EXTRACTED INFORMATION
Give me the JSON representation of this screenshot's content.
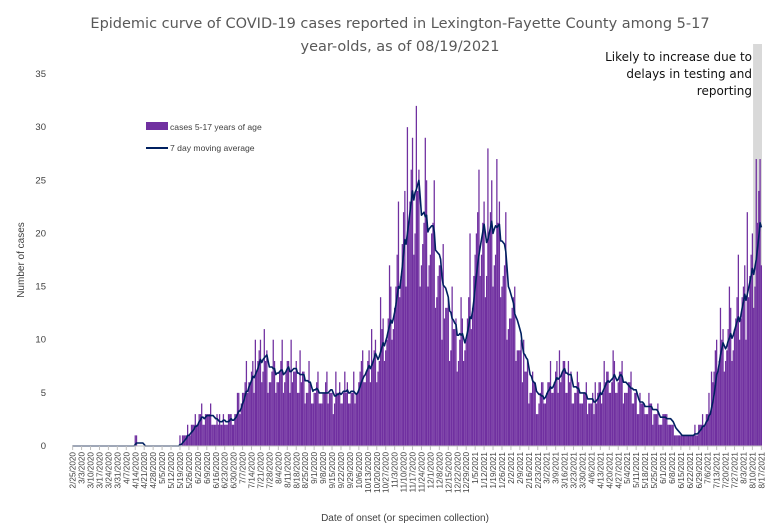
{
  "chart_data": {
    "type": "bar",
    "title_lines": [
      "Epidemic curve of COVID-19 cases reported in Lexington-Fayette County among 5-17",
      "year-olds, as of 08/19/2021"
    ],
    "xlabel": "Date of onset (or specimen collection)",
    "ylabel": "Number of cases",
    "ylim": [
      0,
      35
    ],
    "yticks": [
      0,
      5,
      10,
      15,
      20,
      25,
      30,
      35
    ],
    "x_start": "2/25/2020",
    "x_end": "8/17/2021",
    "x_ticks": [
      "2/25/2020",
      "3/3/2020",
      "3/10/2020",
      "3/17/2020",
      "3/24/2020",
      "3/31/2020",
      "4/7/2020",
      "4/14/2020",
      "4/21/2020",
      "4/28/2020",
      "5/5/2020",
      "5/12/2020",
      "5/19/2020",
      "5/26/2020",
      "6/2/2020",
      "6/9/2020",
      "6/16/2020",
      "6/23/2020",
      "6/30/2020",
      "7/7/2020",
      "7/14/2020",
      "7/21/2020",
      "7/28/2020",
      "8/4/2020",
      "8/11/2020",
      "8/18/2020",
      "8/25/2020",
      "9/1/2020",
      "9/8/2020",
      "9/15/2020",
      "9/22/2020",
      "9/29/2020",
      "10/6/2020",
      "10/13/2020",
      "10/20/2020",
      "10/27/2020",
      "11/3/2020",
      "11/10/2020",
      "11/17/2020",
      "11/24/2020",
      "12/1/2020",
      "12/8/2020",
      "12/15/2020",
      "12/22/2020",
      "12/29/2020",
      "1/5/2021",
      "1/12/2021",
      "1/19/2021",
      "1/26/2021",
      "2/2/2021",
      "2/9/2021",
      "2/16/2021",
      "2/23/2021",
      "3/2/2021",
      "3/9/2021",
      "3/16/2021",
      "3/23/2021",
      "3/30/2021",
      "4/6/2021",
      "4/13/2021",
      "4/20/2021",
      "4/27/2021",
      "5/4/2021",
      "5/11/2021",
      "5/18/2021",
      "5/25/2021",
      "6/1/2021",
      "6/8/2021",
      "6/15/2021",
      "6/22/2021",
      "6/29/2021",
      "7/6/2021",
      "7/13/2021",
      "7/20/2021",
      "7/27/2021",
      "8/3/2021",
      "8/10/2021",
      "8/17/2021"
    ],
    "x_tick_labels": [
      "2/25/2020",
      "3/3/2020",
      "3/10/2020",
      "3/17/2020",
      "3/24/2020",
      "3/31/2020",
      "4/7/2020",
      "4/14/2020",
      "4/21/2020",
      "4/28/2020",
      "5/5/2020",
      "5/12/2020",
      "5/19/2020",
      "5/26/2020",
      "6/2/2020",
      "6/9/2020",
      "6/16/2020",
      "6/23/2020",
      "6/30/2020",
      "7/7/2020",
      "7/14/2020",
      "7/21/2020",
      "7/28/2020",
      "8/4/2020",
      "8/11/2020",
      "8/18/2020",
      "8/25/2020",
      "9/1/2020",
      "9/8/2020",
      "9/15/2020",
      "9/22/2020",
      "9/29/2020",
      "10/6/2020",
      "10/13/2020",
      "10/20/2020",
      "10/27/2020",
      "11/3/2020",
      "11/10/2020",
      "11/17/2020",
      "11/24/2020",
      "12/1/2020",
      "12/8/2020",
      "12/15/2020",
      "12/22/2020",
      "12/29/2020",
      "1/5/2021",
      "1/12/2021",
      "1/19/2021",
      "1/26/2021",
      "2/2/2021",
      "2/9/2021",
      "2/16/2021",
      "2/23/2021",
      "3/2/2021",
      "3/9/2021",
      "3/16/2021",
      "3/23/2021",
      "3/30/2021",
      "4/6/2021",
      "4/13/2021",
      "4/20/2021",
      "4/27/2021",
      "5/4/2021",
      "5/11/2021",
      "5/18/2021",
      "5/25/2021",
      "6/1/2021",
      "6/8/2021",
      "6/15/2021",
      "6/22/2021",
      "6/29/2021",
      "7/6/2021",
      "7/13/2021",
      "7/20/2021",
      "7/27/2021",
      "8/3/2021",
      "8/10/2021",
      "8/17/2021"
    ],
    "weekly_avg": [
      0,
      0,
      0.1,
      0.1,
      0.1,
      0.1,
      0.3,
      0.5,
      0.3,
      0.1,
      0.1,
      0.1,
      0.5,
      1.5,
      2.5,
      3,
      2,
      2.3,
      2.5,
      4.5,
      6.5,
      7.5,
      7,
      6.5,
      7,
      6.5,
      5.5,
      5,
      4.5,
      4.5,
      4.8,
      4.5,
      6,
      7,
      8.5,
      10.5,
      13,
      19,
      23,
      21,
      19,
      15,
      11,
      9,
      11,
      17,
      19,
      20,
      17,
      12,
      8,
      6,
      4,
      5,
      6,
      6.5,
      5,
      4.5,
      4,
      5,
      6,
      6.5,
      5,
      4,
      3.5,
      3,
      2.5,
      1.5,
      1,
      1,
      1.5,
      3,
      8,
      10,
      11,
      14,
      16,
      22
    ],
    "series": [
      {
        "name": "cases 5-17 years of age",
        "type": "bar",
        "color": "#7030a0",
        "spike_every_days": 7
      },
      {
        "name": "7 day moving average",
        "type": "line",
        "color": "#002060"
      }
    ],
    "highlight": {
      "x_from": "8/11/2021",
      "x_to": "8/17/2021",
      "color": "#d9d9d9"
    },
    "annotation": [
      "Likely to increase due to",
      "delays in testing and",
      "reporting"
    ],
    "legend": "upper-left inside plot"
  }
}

TASK DESCRIPTION
Reproduce every line of the material precisely, omitting its pictures.

COMPLETED EXERCISE
Give me the JSON representation of this screenshot's content.
{
  "chart_data": {
    "type": "bar",
    "title_lines": [
      "Epidemic curve of COVID-19 cases reported in Lexington-Fayette County among 5-17",
      "year-olds, as of 08/19/2021"
    ],
    "xlabel": "Date of onset (or specimen collection)",
    "ylabel": "Number of cases",
    "ylim": [
      0,
      35
    ],
    "yticks": [
      0,
      5,
      10,
      15,
      20,
      25,
      30,
      35
    ],
    "x_start": "2/25/2020",
    "x_end": "8/17/2021",
    "x_ticks": [
      "2/25/2020",
      "3/3/2020",
      "3/10/2020",
      "3/17/2020",
      "3/24/2020",
      "3/31/2020",
      "4/7/2020",
      "4/14/2020",
      "4/21/2020",
      "4/28/2020",
      "5/5/2020",
      "5/12/2020",
      "5/19/2020",
      "5/26/2020",
      "6/2/2020",
      "6/9/2020",
      "6/16/2020",
      "6/23/2020",
      "6/30/2020",
      "7/7/2020",
      "7/14/2020",
      "7/21/2020",
      "7/28/2020",
      "8/4/2020",
      "8/11/2020",
      "8/18/2020",
      "8/25/2020",
      "9/1/2020",
      "9/8/2020",
      "9/15/2020",
      "9/22/2020",
      "9/29/2020",
      "10/6/2020",
      "10/13/2020",
      "10/20/2020",
      "10/27/2020",
      "11/3/2020",
      "11/10/2020",
      "11/17/2020",
      "11/24/2020",
      "12/1/2020",
      "12/8/2020",
      "12/15/2020",
      "12/22/2020",
      "12/29/2020",
      "1/5/2021",
      "1/12/2021",
      "1/19/2021",
      "1/26/2021",
      "2/2/2021",
      "2/9/2021",
      "2/16/2021",
      "2/23/2021",
      "3/2/2021",
      "3/9/2021",
      "3/16/2021",
      "3/23/2021",
      "3/30/2021",
      "4/6/2021",
      "4/13/2021",
      "4/20/2021",
      "4/27/2021",
      "5/4/2021",
      "5/11/2021",
      "5/18/2021",
      "5/25/2021",
      "6/1/2021",
      "6/8/2021",
      "6/15/2021",
      "6/22/2021",
      "6/29/2021",
      "7/6/2021",
      "7/13/2021",
      "7/20/2021",
      "7/27/2021",
      "8/3/2021",
      "8/10/2021",
      "8/17/2021"
    ],
    "x_tick_labels": [
      "2/25/2020",
      "3/3/2020",
      "3/10/2020",
      "3/17/2020",
      "3/24/2020",
      "3/31/2020",
      "4/7/2020",
      "4/14/2020",
      "4/21/2020",
      "4/28/2020",
      "5/5/2020",
      "5/12/2020",
      "5/19/2020",
      "5/26/2020",
      "6/2/2020",
      "6/9/2020",
      "6/16/2020",
      "6/23/2020",
      "6/30/2020",
      "7/7/2020",
      "7/14/2020",
      "7/21/2020",
      "7/28/2020",
      "8/4/2020",
      "8/11/2020",
      "8/18/2020",
      "8/25/2020",
      "9/1/2020",
      "9/8/2020",
      "9/15/2020",
      "9/22/2020",
      "9/29/2020",
      "10/6/2020",
      "10/13/2020",
      "10/20/2020",
      "10/27/2020",
      "11/3/2020",
      "11/10/2020",
      "11/17/2020",
      "11/24/2020",
      "12/1/2020",
      "12/8/2020",
      "12/15/2020",
      "12/22/2020",
      "12/29/2020",
      "1/5/2021",
      "1/12/2021",
      "1/19/2021",
      "1/26/2021",
      "2/2/2021",
      "2/9/2021",
      "2/16/2021",
      "2/23/2021",
      "3/2/2021",
      "3/9/2021",
      "3/16/2021",
      "3/23/2021",
      "3/30/2021",
      "4/6/2021",
      "4/13/2021",
      "4/20/2021",
      "4/27/2021",
      "5/4/2021",
      "5/11/2021",
      "5/18/2021",
      "5/25/2021",
      "6/1/2021",
      "6/8/2021",
      "6/15/2021",
      "6/22/2021",
      "6/29/2021",
      "7/6/2021",
      "7/13/2021",
      "7/20/2021",
      "7/27/2021",
      "8/3/2021",
      "8/10/2021",
      "8/17/2021"
    ],
    "weekly_avg": [
      0,
      0,
      0.1,
      0.1,
      0.1,
      0.1,
      0.3,
      0.5,
      0.3,
      0.1,
      0.1,
      0.1,
      0.5,
      1.5,
      2.5,
      3,
      2,
      2.3,
      2.5,
      4.5,
      6.5,
      7.5,
      7,
      6.5,
      7,
      6.5,
      5.5,
      5,
      4.5,
      4.5,
      4.8,
      4.5,
      6,
      7,
      8.5,
      10.5,
      13,
      19,
      23,
      21,
      19,
      15,
      11,
      9,
      11,
      17,
      19,
      20,
      17,
      12,
      8,
      6,
      4,
      5,
      6,
      6.5,
      5,
      4.5,
      4,
      5,
      6,
      6.5,
      5,
      4,
      3.5,
      3,
      2.5,
      1.5,
      1,
      1,
      1.5,
      3,
      8,
      10,
      11,
      14,
      16,
      22
    ],
    "series": [
      {
        "name": "cases 5-17 years of age",
        "type": "bar",
        "color": "#7030a0",
        "spike_every_days": 7
      },
      {
        "name": "7 day moving average",
        "type": "line",
        "color": "#002060"
      }
    ],
    "highlight": {
      "x_from": "8/11/2021",
      "x_to": "8/17/2021",
      "color": "#d9d9d9"
    },
    "annotation": [
      "Likely to increase due to",
      "delays in testing and",
      "reporting"
    ],
    "legend": "upper-left inside plot"
  }
}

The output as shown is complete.